===== Data section =====

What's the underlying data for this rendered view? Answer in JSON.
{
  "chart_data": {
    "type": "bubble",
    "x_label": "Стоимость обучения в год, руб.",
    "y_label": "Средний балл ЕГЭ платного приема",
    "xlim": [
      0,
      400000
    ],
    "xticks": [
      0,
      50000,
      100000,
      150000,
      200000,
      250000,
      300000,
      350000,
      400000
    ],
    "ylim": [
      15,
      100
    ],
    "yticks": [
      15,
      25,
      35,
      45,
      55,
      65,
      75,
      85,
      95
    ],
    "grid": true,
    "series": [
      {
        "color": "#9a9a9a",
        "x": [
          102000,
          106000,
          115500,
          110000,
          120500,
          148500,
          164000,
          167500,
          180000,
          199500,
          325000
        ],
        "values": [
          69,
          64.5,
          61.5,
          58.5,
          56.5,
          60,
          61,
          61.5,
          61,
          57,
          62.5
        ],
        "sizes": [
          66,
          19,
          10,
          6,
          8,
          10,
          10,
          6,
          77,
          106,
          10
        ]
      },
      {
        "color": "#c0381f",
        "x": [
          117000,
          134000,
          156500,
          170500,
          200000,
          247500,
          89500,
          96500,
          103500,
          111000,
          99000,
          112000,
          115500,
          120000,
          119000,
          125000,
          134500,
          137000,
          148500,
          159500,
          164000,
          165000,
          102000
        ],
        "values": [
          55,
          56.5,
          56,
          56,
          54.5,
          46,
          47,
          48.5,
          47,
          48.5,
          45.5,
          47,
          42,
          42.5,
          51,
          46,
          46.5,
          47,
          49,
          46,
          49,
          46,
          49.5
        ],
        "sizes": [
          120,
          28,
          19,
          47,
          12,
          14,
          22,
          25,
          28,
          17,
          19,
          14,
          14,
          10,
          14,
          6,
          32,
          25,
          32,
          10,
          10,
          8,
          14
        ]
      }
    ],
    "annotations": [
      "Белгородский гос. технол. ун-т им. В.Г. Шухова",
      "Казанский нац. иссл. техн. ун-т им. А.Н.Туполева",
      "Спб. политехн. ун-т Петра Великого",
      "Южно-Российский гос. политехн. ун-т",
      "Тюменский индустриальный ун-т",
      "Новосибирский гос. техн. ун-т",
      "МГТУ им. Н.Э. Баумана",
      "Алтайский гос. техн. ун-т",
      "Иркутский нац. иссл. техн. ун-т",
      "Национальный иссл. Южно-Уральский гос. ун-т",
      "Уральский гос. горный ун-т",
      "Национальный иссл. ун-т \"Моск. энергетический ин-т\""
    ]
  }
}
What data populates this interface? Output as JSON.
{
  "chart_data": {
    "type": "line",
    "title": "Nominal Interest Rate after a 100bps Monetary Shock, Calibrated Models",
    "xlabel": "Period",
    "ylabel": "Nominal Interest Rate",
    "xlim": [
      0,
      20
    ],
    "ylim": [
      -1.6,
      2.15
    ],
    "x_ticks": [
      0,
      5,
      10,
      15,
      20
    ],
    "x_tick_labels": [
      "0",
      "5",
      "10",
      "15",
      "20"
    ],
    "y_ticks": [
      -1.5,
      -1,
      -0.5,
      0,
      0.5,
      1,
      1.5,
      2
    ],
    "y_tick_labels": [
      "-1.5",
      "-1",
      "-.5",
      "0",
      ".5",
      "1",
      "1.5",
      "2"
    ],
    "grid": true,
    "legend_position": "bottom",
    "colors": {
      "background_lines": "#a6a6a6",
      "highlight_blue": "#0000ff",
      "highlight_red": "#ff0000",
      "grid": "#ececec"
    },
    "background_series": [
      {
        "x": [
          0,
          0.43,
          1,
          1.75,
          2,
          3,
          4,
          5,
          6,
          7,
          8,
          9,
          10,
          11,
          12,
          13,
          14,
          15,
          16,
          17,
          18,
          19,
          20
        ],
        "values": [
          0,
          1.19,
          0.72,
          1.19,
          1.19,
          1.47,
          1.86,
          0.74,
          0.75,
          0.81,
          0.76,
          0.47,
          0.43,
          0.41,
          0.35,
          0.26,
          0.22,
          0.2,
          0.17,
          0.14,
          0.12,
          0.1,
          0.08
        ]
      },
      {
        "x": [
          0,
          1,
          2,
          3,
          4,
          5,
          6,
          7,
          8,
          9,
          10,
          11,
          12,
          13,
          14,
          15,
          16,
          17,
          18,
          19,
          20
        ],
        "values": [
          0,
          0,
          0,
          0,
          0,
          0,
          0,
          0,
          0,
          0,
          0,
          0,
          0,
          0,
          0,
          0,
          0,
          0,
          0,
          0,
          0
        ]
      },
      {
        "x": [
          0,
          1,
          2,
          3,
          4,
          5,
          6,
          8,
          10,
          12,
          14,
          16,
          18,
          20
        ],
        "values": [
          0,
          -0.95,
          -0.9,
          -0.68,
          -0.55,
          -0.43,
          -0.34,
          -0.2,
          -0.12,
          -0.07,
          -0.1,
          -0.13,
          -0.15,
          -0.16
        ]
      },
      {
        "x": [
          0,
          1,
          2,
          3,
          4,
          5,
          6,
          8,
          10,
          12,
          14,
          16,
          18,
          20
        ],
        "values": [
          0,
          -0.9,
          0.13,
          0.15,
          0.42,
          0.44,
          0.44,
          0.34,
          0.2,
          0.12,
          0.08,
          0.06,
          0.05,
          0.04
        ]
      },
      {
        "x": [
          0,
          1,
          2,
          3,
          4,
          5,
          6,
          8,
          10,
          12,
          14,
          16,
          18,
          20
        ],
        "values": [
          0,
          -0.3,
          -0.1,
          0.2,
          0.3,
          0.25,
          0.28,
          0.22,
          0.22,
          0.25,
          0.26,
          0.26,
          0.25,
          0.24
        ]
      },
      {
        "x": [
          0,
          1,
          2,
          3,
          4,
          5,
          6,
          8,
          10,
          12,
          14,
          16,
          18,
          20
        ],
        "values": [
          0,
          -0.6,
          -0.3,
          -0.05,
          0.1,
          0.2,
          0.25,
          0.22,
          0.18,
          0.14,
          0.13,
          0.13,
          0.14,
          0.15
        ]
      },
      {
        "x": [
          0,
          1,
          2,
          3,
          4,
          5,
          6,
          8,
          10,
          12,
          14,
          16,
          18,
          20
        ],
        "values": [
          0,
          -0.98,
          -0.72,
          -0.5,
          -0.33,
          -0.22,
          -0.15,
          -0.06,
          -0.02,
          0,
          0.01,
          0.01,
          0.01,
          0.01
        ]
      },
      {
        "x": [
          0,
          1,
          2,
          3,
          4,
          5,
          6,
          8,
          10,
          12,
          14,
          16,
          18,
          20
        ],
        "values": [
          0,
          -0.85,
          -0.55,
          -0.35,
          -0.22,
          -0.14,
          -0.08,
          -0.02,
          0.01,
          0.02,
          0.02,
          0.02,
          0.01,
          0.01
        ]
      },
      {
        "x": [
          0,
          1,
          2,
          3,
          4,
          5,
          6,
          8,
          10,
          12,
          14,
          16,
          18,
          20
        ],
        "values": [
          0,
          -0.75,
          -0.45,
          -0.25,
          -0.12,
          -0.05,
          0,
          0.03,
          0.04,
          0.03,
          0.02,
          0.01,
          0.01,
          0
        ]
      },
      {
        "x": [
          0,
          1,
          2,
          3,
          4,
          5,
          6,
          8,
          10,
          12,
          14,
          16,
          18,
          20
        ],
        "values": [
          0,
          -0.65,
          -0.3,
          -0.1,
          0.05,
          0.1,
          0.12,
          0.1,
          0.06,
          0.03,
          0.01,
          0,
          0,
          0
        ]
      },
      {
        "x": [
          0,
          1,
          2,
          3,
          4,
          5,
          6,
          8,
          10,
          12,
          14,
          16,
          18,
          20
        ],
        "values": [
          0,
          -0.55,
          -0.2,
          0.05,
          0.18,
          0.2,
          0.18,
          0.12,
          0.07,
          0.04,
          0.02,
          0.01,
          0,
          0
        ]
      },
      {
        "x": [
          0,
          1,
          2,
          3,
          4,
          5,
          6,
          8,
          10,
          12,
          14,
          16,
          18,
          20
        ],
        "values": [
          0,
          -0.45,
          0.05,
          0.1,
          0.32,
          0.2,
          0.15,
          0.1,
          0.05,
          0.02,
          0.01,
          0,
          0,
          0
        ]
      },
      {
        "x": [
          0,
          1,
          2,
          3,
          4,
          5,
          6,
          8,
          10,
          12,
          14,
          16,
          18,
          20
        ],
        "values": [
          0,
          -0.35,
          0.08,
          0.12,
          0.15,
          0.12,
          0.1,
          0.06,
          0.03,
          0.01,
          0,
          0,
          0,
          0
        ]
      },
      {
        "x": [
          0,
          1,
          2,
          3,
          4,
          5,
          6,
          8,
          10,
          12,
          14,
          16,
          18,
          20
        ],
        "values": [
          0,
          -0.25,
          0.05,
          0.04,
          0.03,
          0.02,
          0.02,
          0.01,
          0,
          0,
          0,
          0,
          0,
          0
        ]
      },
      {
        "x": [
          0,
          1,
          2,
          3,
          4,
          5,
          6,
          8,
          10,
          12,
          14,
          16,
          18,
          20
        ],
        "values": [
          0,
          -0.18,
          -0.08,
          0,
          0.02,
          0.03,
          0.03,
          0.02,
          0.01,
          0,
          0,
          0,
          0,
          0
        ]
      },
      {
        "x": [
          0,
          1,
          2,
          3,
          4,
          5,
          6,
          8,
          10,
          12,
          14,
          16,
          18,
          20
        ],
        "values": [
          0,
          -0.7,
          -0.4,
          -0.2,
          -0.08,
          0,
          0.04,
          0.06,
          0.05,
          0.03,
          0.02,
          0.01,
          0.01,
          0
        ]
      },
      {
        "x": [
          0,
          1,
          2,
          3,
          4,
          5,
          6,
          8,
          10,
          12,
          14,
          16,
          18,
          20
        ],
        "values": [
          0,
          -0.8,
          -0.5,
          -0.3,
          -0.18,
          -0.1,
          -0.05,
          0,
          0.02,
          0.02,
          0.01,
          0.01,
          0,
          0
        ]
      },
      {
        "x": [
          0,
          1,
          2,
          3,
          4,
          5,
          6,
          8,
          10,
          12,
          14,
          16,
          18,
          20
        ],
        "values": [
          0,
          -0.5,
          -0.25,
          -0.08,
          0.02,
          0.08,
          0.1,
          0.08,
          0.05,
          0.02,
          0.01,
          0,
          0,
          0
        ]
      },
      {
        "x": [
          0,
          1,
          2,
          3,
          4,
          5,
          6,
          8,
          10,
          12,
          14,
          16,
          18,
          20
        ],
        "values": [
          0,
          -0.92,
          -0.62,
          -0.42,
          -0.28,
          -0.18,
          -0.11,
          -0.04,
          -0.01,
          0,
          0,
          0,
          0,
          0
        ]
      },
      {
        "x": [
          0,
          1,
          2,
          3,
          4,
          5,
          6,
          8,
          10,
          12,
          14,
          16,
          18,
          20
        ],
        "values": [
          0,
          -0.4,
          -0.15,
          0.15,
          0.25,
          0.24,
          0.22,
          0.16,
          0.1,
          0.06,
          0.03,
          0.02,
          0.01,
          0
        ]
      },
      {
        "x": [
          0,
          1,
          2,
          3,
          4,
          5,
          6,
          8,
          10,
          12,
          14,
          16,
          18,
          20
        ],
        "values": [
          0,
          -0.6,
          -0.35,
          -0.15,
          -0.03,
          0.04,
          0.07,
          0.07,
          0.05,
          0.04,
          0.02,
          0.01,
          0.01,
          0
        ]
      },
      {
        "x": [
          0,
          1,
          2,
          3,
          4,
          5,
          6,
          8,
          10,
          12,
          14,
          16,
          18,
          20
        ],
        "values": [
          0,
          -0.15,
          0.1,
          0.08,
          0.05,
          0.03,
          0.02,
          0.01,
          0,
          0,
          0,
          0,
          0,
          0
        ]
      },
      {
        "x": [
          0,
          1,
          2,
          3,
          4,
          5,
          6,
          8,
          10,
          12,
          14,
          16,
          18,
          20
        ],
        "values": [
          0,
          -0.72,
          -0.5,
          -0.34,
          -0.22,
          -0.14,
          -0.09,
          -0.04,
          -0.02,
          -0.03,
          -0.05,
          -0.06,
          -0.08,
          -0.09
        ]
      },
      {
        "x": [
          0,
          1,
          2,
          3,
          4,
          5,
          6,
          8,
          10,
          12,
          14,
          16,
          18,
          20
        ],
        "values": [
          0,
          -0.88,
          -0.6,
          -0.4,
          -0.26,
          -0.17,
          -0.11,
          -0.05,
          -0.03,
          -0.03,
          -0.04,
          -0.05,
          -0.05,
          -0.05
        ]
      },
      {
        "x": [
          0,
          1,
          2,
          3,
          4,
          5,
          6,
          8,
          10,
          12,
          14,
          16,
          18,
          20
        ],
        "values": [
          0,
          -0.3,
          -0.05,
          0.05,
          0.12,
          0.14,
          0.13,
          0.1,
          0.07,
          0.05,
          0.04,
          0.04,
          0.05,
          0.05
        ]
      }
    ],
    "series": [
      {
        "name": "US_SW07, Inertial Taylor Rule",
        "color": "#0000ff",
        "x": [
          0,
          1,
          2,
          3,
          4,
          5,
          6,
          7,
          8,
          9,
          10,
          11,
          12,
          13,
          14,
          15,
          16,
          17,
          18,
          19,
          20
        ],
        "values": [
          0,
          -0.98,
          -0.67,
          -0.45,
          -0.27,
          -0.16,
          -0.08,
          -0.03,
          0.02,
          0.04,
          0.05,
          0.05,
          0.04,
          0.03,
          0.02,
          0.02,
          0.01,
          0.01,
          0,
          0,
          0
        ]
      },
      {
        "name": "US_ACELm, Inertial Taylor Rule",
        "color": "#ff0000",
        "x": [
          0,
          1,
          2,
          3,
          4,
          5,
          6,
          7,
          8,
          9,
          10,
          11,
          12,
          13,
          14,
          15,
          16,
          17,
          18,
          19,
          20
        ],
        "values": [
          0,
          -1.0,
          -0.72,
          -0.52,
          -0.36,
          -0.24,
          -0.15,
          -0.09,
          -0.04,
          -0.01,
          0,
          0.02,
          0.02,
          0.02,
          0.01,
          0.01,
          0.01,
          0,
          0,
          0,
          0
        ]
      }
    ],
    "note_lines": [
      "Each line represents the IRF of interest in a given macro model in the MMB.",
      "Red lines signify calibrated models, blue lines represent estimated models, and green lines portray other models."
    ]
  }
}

=====

What you have to do | Reply with one number only, the count of lines above that hold the string "иссл".

Problem solution | 4